#### WHAT THE EXERCISE ASKS:
The records should be repeated word for word, pictures excluded.

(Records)
· · · ·
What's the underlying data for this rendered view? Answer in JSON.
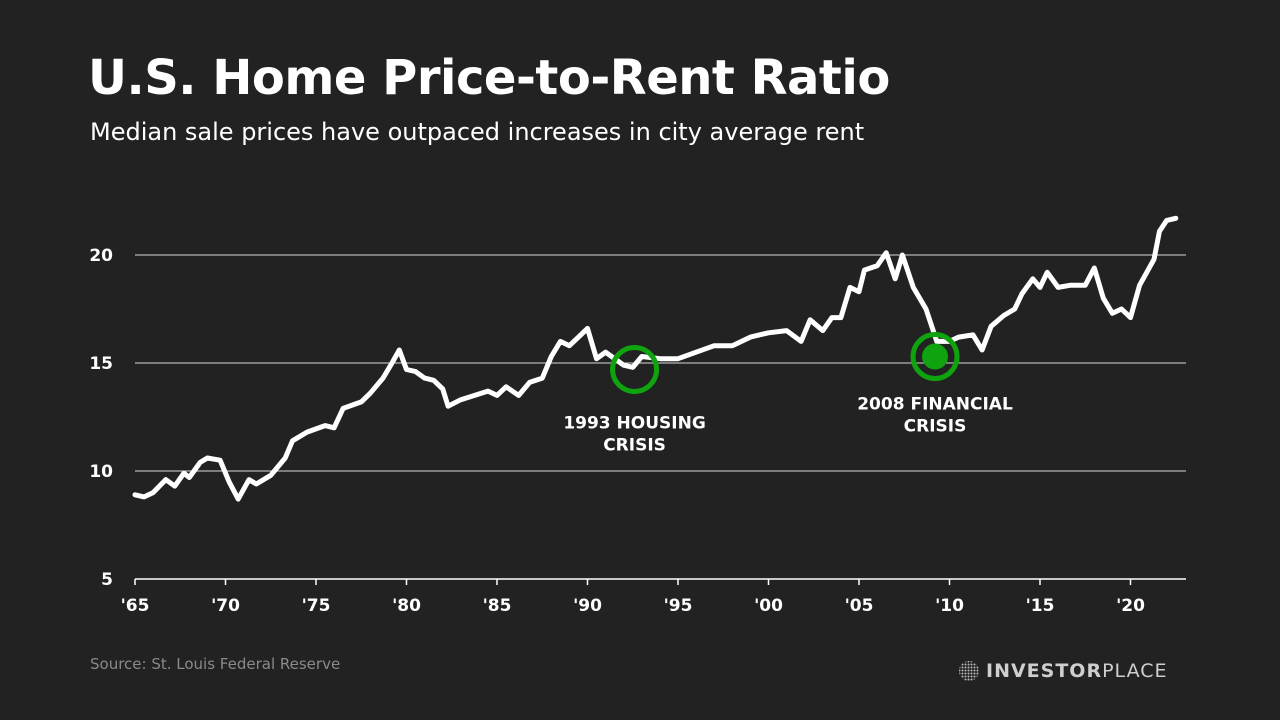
{
  "header": {
    "title": "U.S. Home Price-to-Rent Ratio",
    "subtitle": "Median sale prices have outpaced increases in city average rent"
  },
  "footer": {
    "source": "Source: St. Louis Federal Reserve",
    "logo_bold": "INVESTOR",
    "logo_light": "PLACE"
  },
  "colors": {
    "background": "#222222",
    "line": "#ffffff",
    "accent": "#0fa30f"
  },
  "chart_data": {
    "type": "line",
    "title": "U.S. Home Price-to-Rent Ratio",
    "xlabel": "",
    "ylabel": "",
    "xlim": [
      1965,
      2023.2
    ],
    "ylim": [
      5,
      22
    ],
    "yticks": [
      {
        "v": 5,
        "label": "5"
      },
      {
        "v": 10,
        "label": "10"
      },
      {
        "v": 15,
        "label": "15"
      },
      {
        "v": 20,
        "label": "20"
      }
    ],
    "xticks": [
      {
        "v": 1965,
        "label": "'65"
      },
      {
        "v": 1970,
        "label": "'70"
      },
      {
        "v": 1975,
        "label": "'75"
      },
      {
        "v": 1980,
        "label": "'80"
      },
      {
        "v": 1985,
        "label": "'85"
      },
      {
        "v": 1990,
        "label": "'90"
      },
      {
        "v": 1995,
        "label": "'95"
      },
      {
        "v": 2000,
        "label": "'00"
      },
      {
        "v": 2005,
        "label": "'05"
      },
      {
        "v": 2010,
        "label": "'10"
      },
      {
        "v": 2015,
        "label": "'15"
      },
      {
        "v": 2020,
        "label": "'20"
      }
    ],
    "grid": true,
    "series": [
      {
        "name": "Price-to-rent ratio",
        "x": [
          1965,
          1965.5,
          1966,
          1966.7,
          1967.2,
          1967.7,
          1968,
          1968.6,
          1969,
          1969.7,
          1970.2,
          1970.7,
          1971.3,
          1971.7,
          1972.5,
          1973.3,
          1973.7,
          1974.5,
          1975.5,
          1976,
          1976.5,
          1977.5,
          1978,
          1978.7,
          1979.2,
          1979.6,
          1980,
          1980.5,
          1981,
          1981.5,
          1982,
          1982.3,
          1983,
          1984.5,
          1985,
          1985.5,
          1986.2,
          1986.8,
          1987.5,
          1988,
          1988.5,
          1989,
          1989.5,
          1990,
          1990.5,
          1991,
          1992,
          1992.5,
          1993,
          1994,
          1995,
          1996,
          1997,
          1998,
          1999,
          2000,
          2001,
          2001.8,
          2002.3,
          2003,
          2003.5,
          2004,
          2004.5,
          2005,
          2005.3,
          2006,
          2006.5,
          2007,
          2007.4,
          2008,
          2008.7,
          2009.3,
          2010,
          2010.5,
          2011.3,
          2011.8,
          2012.3,
          2013,
          2013.6,
          2014,
          2014.6,
          2015,
          2015.4,
          2016,
          2016.7,
          2017.5,
          2018,
          2018.5,
          2019,
          2019.5,
          2020,
          2020.5,
          2021.3,
          2021.6,
          2022,
          2022.5
        ],
        "y": [
          8.9,
          8.8,
          9.0,
          9.6,
          9.3,
          9.9,
          9.7,
          10.4,
          10.6,
          10.5,
          9.5,
          8.7,
          9.6,
          9.4,
          9.8,
          10.6,
          11.4,
          11.8,
          12.1,
          12.0,
          12.9,
          13.2,
          13.6,
          14.3,
          15.0,
          15.6,
          14.7,
          14.6,
          14.3,
          14.2,
          13.8,
          13.0,
          13.3,
          13.7,
          13.5,
          13.9,
          13.5,
          14.1,
          14.3,
          15.3,
          16.0,
          15.8,
          16.2,
          16.6,
          15.2,
          15.5,
          14.9,
          14.8,
          15.3,
          15.2,
          15.2,
          15.5,
          15.8,
          15.8,
          16.2,
          16.4,
          16.5,
          16.0,
          17.0,
          16.5,
          17.1,
          17.1,
          18.5,
          18.3,
          19.3,
          19.5,
          20.1,
          18.9,
          20.0,
          18.5,
          17.5,
          16.0,
          16.0,
          16.2,
          16.3,
          15.6,
          16.7,
          17.2,
          17.5,
          18.2,
          18.9,
          18.5,
          19.2,
          18.5,
          18.6,
          18.6,
          19.4,
          18.0,
          17.3,
          17.5,
          17.1,
          18.6,
          19.8,
          21.1,
          21.6,
          21.7
        ]
      }
    ],
    "annotations": [
      {
        "x": 1992.6,
        "y": 14.7,
        "style": "ring",
        "line1": "1993 HOUSING",
        "line2": "CRISIS"
      },
      {
        "x": 2009.2,
        "y": 15.3,
        "style": "filled",
        "line1": "2008 FINANCIAL",
        "line2": "CRISIS"
      }
    ]
  }
}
· · · ·
#### WRITTEN ANSWER:
What's the underlying data for this rendered view? Answer in JSON.
{
  "header": {
    "title": "U.S. Home Price-to-Rent Ratio",
    "subtitle": "Median sale prices have outpaced increases in city average rent"
  },
  "footer": {
    "source": "Source: St. Louis Federal Reserve",
    "logo_bold": "INVESTOR",
    "logo_light": "PLACE"
  },
  "colors": {
    "background": "#222222",
    "line": "#ffffff",
    "accent": "#0fa30f"
  },
  "chart_data": {
    "type": "line",
    "title": "U.S. Home Price-to-Rent Ratio",
    "xlabel": "",
    "ylabel": "",
    "xlim": [
      1965,
      2023.2
    ],
    "ylim": [
      5,
      22
    ],
    "yticks": [
      {
        "v": 5,
        "label": "5"
      },
      {
        "v": 10,
        "label": "10"
      },
      {
        "v": 15,
        "label": "15"
      },
      {
        "v": 20,
        "label": "20"
      }
    ],
    "xticks": [
      {
        "v": 1965,
        "label": "'65"
      },
      {
        "v": 1970,
        "label": "'70"
      },
      {
        "v": 1975,
        "label": "'75"
      },
      {
        "v": 1980,
        "label": "'80"
      },
      {
        "v": 1985,
        "label": "'85"
      },
      {
        "v": 1990,
        "label": "'90"
      },
      {
        "v": 1995,
        "label": "'95"
      },
      {
        "v": 2000,
        "label": "'00"
      },
      {
        "v": 2005,
        "label": "'05"
      },
      {
        "v": 2010,
        "label": "'10"
      },
      {
        "v": 2015,
        "label": "'15"
      },
      {
        "v": 2020,
        "label": "'20"
      }
    ],
    "grid": true,
    "series": [
      {
        "name": "Price-to-rent ratio",
        "x": [
          1965,
          1965.5,
          1966,
          1966.7,
          1967.2,
          1967.7,
          1968,
          1968.6,
          1969,
          1969.7,
          1970.2,
          1970.7,
          1971.3,
          1971.7,
          1972.5,
          1973.3,
          1973.7,
          1974.5,
          1975.5,
          1976,
          1976.5,
          1977.5,
          1978,
          1978.7,
          1979.2,
          1979.6,
          1980,
          1980.5,
          1981,
          1981.5,
          1982,
          1982.3,
          1983,
          1984.5,
          1985,
          1985.5,
          1986.2,
          1986.8,
          1987.5,
          1988,
          1988.5,
          1989,
          1989.5,
          1990,
          1990.5,
          1991,
          1992,
          1992.5,
          1993,
          1994,
          1995,
          1996,
          1997,
          1998,
          1999,
          2000,
          2001,
          2001.8,
          2002.3,
          2003,
          2003.5,
          2004,
          2004.5,
          2005,
          2005.3,
          2006,
          2006.5,
          2007,
          2007.4,
          2008,
          2008.7,
          2009.3,
          2010,
          2010.5,
          2011.3,
          2011.8,
          2012.3,
          2013,
          2013.6,
          2014,
          2014.6,
          2015,
          2015.4,
          2016,
          2016.7,
          2017.5,
          2018,
          2018.5,
          2019,
          2019.5,
          2020,
          2020.5,
          2021.3,
          2021.6,
          2022,
          2022.5
        ],
        "y": [
          8.9,
          8.8,
          9.0,
          9.6,
          9.3,
          9.9,
          9.7,
          10.4,
          10.6,
          10.5,
          9.5,
          8.7,
          9.6,
          9.4,
          9.8,
          10.6,
          11.4,
          11.8,
          12.1,
          12.0,
          12.9,
          13.2,
          13.6,
          14.3,
          15.0,
          15.6,
          14.7,
          14.6,
          14.3,
          14.2,
          13.8,
          13.0,
          13.3,
          13.7,
          13.5,
          13.9,
          13.5,
          14.1,
          14.3,
          15.3,
          16.0,
          15.8,
          16.2,
          16.6,
          15.2,
          15.5,
          14.9,
          14.8,
          15.3,
          15.2,
          15.2,
          15.5,
          15.8,
          15.8,
          16.2,
          16.4,
          16.5,
          16.0,
          17.0,
          16.5,
          17.1,
          17.1,
          18.5,
          18.3,
          19.3,
          19.5,
          20.1,
          18.9,
          20.0,
          18.5,
          17.5,
          16.0,
          16.0,
          16.2,
          16.3,
          15.6,
          16.7,
          17.2,
          17.5,
          18.2,
          18.9,
          18.5,
          19.2,
          18.5,
          18.6,
          18.6,
          19.4,
          18.0,
          17.3,
          17.5,
          17.1,
          18.6,
          19.8,
          21.1,
          21.6,
          21.7
        ]
      }
    ],
    "annotations": [
      {
        "x": 1992.6,
        "y": 14.7,
        "style": "ring",
        "line1": "1993 HOUSING",
        "line2": "CRISIS"
      },
      {
        "x": 2009.2,
        "y": 15.3,
        "style": "filled",
        "line1": "2008 FINANCIAL",
        "line2": "CRISIS"
      }
    ]
  }
}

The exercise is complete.